The records should be repeated word for word, pictures excluded.

Material to process:
━━━━━━━━━━━━━━━━

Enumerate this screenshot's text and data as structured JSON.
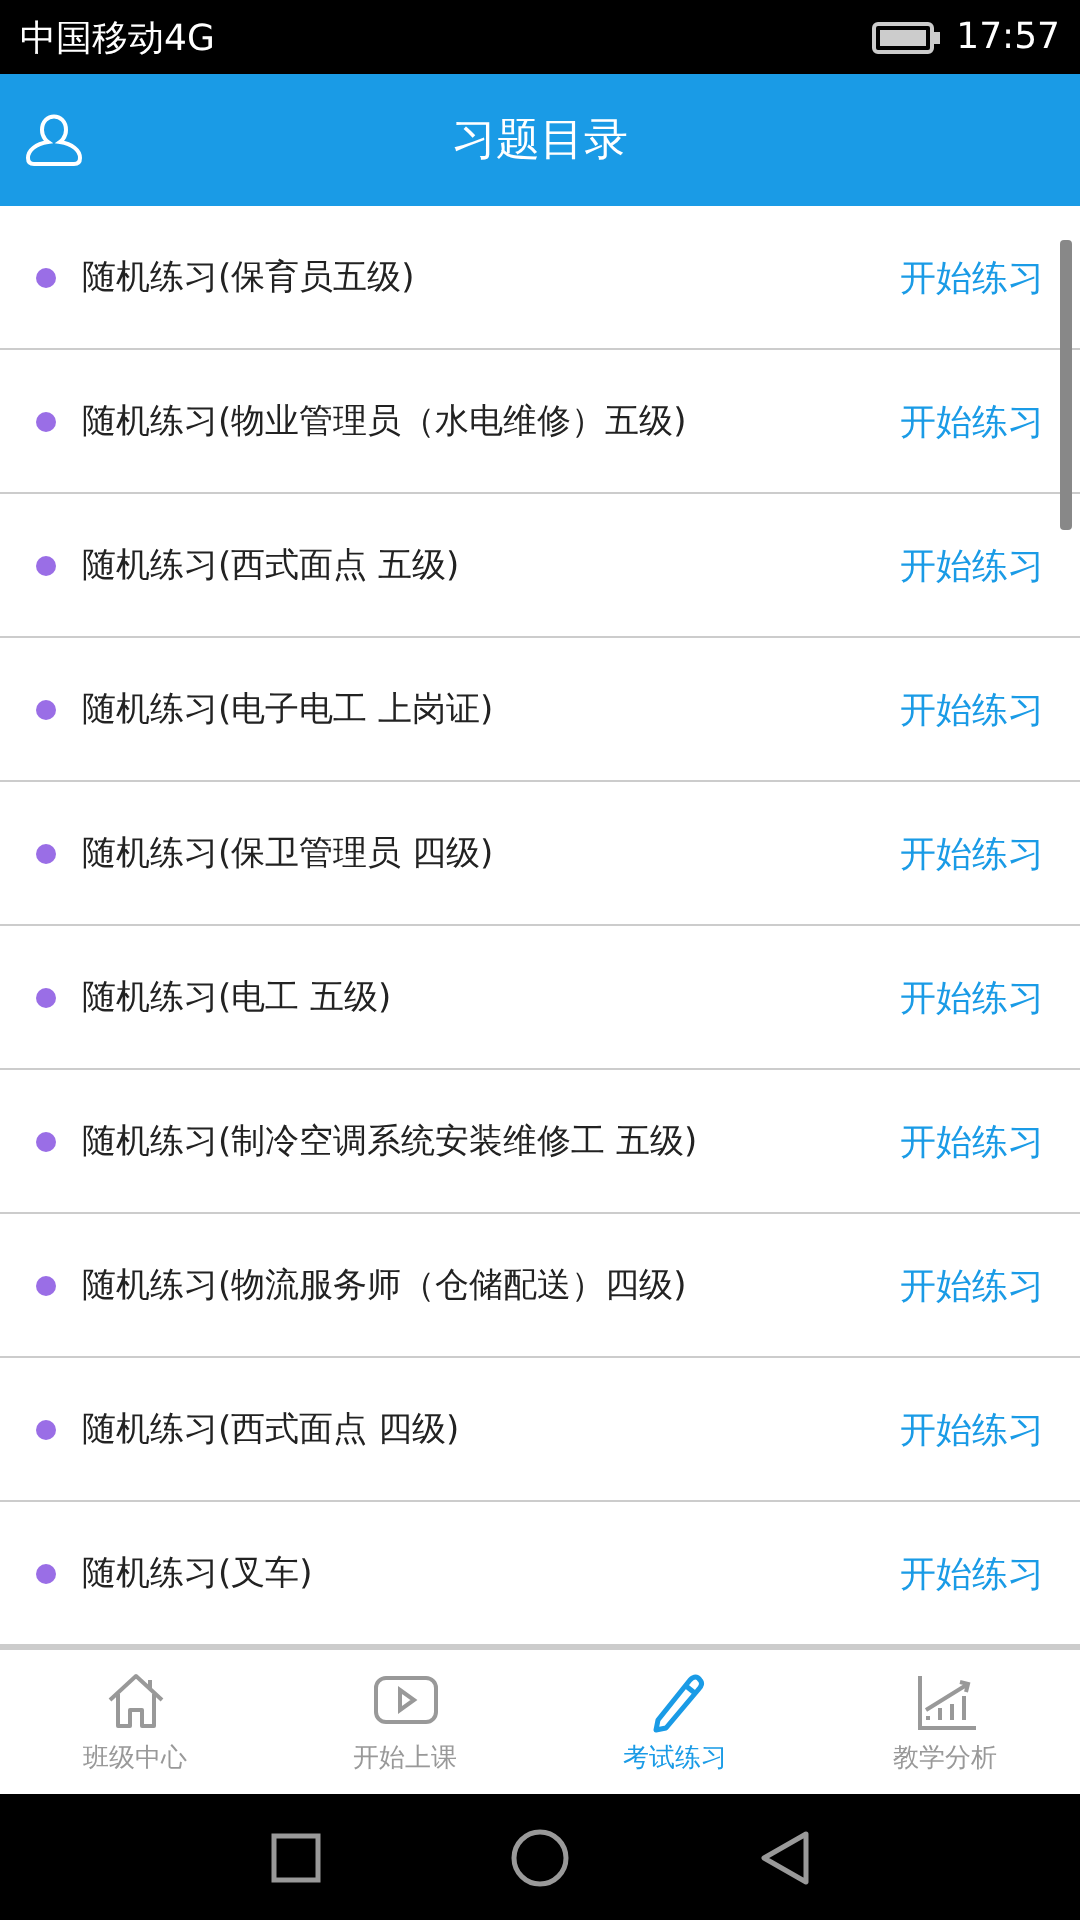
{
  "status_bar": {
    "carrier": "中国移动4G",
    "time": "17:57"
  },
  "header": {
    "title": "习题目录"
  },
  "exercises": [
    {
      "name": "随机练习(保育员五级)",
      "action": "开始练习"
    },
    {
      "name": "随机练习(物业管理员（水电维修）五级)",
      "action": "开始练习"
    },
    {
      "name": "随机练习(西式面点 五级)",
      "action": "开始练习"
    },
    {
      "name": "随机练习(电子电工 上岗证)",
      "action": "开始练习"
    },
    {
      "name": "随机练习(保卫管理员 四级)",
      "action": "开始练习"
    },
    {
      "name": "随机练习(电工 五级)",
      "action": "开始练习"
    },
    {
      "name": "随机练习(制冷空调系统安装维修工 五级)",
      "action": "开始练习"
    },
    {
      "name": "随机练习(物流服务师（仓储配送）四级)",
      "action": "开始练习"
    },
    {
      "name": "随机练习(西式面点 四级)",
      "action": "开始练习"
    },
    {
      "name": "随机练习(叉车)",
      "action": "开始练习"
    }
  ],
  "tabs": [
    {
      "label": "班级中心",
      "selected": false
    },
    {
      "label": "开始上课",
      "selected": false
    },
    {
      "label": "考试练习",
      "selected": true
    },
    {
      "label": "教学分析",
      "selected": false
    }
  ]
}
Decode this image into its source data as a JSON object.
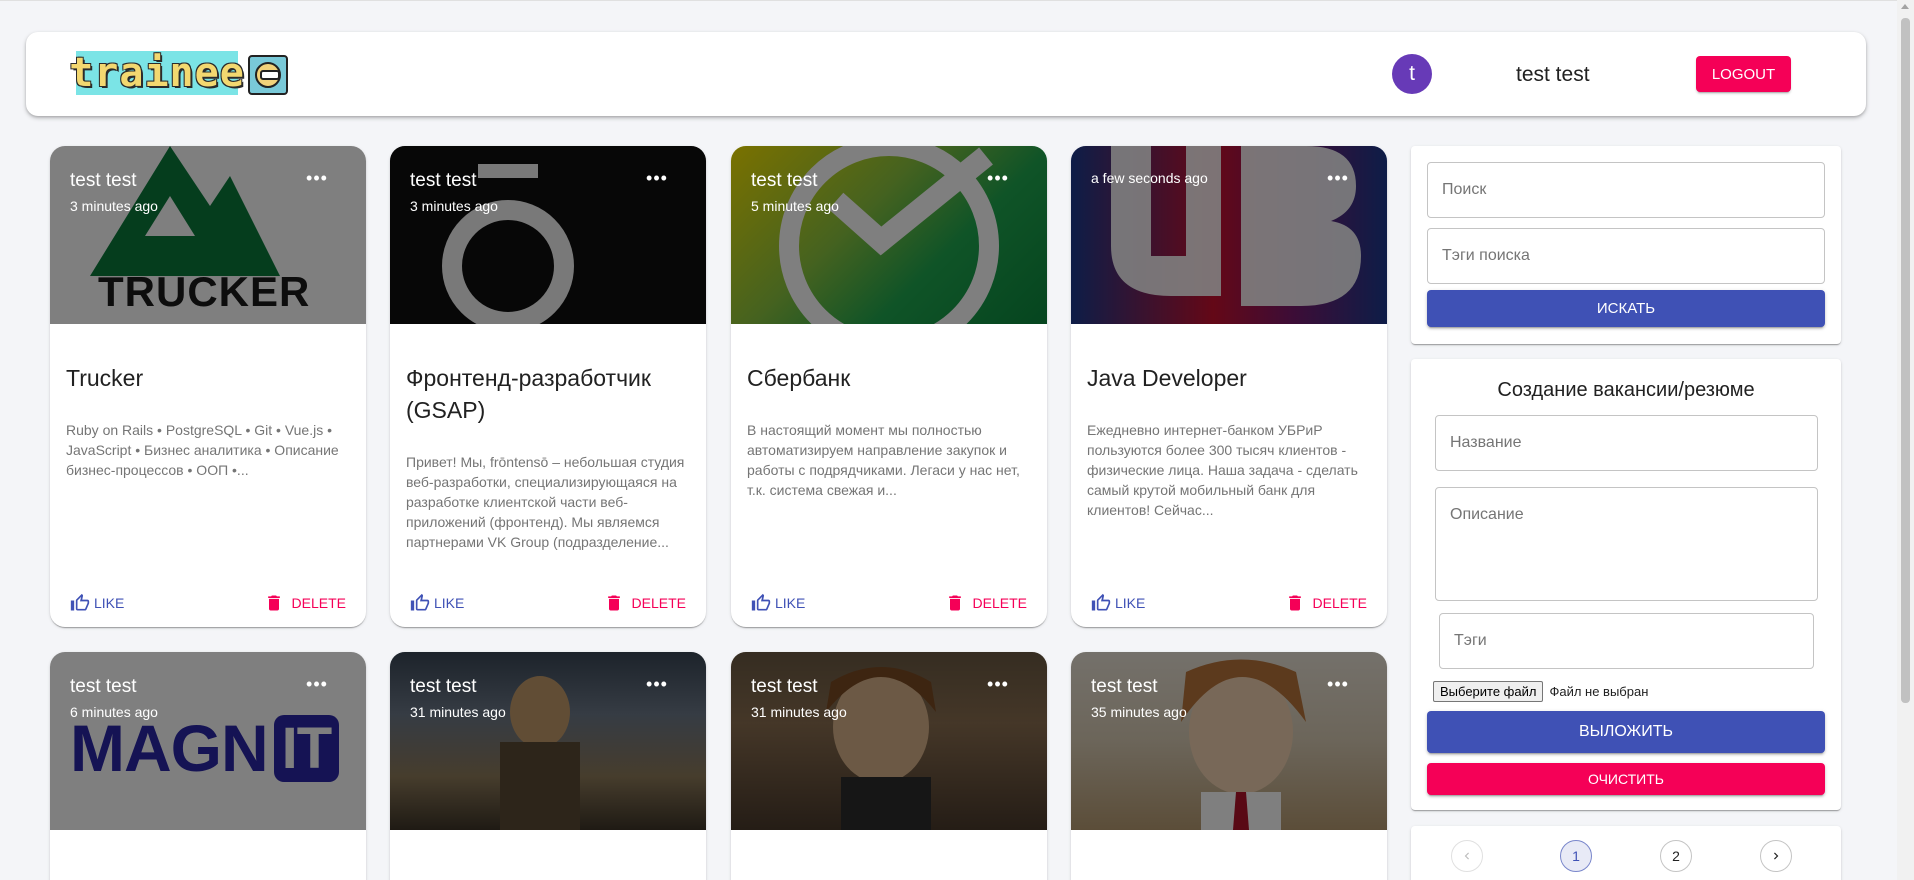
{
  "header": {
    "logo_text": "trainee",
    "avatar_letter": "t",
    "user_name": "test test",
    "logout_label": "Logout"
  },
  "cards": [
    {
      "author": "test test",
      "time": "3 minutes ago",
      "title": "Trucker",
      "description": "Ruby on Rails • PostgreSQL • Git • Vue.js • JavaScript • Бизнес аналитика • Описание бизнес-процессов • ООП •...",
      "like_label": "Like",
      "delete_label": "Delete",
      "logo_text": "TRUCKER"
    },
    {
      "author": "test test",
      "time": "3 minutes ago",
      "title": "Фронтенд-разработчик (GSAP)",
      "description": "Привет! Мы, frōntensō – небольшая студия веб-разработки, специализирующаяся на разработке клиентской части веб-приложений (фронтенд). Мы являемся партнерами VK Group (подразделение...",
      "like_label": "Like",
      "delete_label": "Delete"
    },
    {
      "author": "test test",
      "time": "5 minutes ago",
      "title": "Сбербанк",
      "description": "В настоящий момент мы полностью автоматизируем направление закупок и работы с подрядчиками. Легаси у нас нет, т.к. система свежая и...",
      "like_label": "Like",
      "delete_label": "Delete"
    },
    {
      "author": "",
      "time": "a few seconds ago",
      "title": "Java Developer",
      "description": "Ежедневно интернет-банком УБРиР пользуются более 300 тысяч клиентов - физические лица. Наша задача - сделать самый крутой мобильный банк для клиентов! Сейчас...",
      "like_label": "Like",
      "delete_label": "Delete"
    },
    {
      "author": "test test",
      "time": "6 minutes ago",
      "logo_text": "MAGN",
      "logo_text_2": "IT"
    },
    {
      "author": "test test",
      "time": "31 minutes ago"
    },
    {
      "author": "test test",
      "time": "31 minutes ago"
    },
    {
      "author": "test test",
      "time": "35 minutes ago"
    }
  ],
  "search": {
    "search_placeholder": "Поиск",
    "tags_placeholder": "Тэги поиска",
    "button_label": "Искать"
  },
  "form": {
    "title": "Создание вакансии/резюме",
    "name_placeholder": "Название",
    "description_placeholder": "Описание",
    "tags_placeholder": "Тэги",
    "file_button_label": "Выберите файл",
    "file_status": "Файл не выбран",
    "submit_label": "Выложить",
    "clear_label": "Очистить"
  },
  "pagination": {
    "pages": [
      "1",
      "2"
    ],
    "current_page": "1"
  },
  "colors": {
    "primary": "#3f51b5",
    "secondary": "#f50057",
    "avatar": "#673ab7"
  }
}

━━━━━━━━━━━━━━━━

Task solution:
Enumerate this screenshot's text and data as structured JSON.
{
  "status_bar": {
    "carrier": "中国移动4G",
    "time": "17:57"
  },
  "header": {
    "title": "习题目录"
  },
  "exercises": [
    {
      "name": "随机练习(保育员五级)",
      "action": "开始练习"
    },
    {
      "name": "随机练习(物业管理员（水电维修）五级)",
      "action": "开始练习"
    },
    {
      "name": "随机练习(西式面点 五级)",
      "action": "开始练习"
    },
    {
      "name": "随机练习(电子电工 上岗证)",
      "action": "开始练习"
    },
    {
      "name": "随机练习(保卫管理员 四级)",
      "action": "开始练习"
    },
    {
      "name": "随机练习(电工 五级)",
      "action": "开始练习"
    },
    {
      "name": "随机练习(制冷空调系统安装维修工 五级)",
      "action": "开始练习"
    },
    {
      "name": "随机练习(物流服务师（仓储配送）四级)",
      "action": "开始练习"
    },
    {
      "name": "随机练习(西式面点 四级)",
      "action": "开始练习"
    },
    {
      "name": "随机练习(叉车)",
      "action": "开始练习"
    }
  ],
  "tabs": [
    {
      "label": "班级中心",
      "selected": false
    },
    {
      "label": "开始上课",
      "selected": false
    },
    {
      "label": "考试练习",
      "selected": true
    },
    {
      "label": "教学分析",
      "selected": false
    }
  ]
}
Decode this image into its source data as a JSON object.
{
  "header": {
    "logo_text": "trainee",
    "avatar_letter": "t",
    "user_name": "test test",
    "logout_label": "Logout"
  },
  "cards": [
    {
      "author": "test test",
      "time": "3 minutes ago",
      "title": "Trucker",
      "description": "Ruby on Rails • PostgreSQL • Git • Vue.js • JavaScript • Бизнес аналитика • Описание бизнес-процессов • ООП •...",
      "like_label": "Like",
      "delete_label": "Delete",
      "logo_text": "TRUCKER"
    },
    {
      "author": "test test",
      "time": "3 minutes ago",
      "title": "Фронтенд-разработчик (GSAP)",
      "description": "Привет! Мы, frōntensō – небольшая студия веб-разработки, специализирующаяся на разработке клиентской части веб-приложений (фронтенд). Мы являемся партнерами VK Group (подразделение...",
      "like_label": "Like",
      "delete_label": "Delete"
    },
    {
      "author": "test test",
      "time": "5 minutes ago",
      "title": "Сбербанк",
      "description": "В настоящий момент мы полностью автоматизируем направление закупок и работы с подрядчиками. Легаси у нас нет, т.к. система свежая и...",
      "like_label": "Like",
      "delete_label": "Delete"
    },
    {
      "author": "",
      "time": "a few seconds ago",
      "title": "Java Developer",
      "description": "Ежедневно интернет-банком УБРиР пользуются более 300 тысяч клиентов - физические лица. Наша задача - сделать самый крутой мобильный банк для клиентов! Сейчас...",
      "like_label": "Like",
      "delete_label": "Delete"
    },
    {
      "author": "test test",
      "time": "6 minutes ago",
      "logo_text": "MAGN",
      "logo_text_2": "IT"
    },
    {
      "author": "test test",
      "time": "31 minutes ago"
    },
    {
      "author": "test test",
      "time": "31 minutes ago"
    },
    {
      "author": "test test",
      "time": "35 minutes ago"
    }
  ],
  "search": {
    "search_placeholder": "Поиск",
    "tags_placeholder": "Тэги поиска",
    "button_label": "Искать"
  },
  "form": {
    "title": "Создание вакансии/резюме",
    "name_placeholder": "Название",
    "description_placeholder": "Описание",
    "tags_placeholder": "Тэги",
    "file_button_label": "Выберите файл",
    "file_status": "Файл не выбран",
    "submit_label": "Выложить",
    "clear_label": "Очистить"
  },
  "pagination": {
    "pages": [
      "1",
      "2"
    ],
    "current_page": "1"
  },
  "colors": {
    "primary": "#3f51b5",
    "secondary": "#f50057",
    "avatar": "#673ab7"
  }
}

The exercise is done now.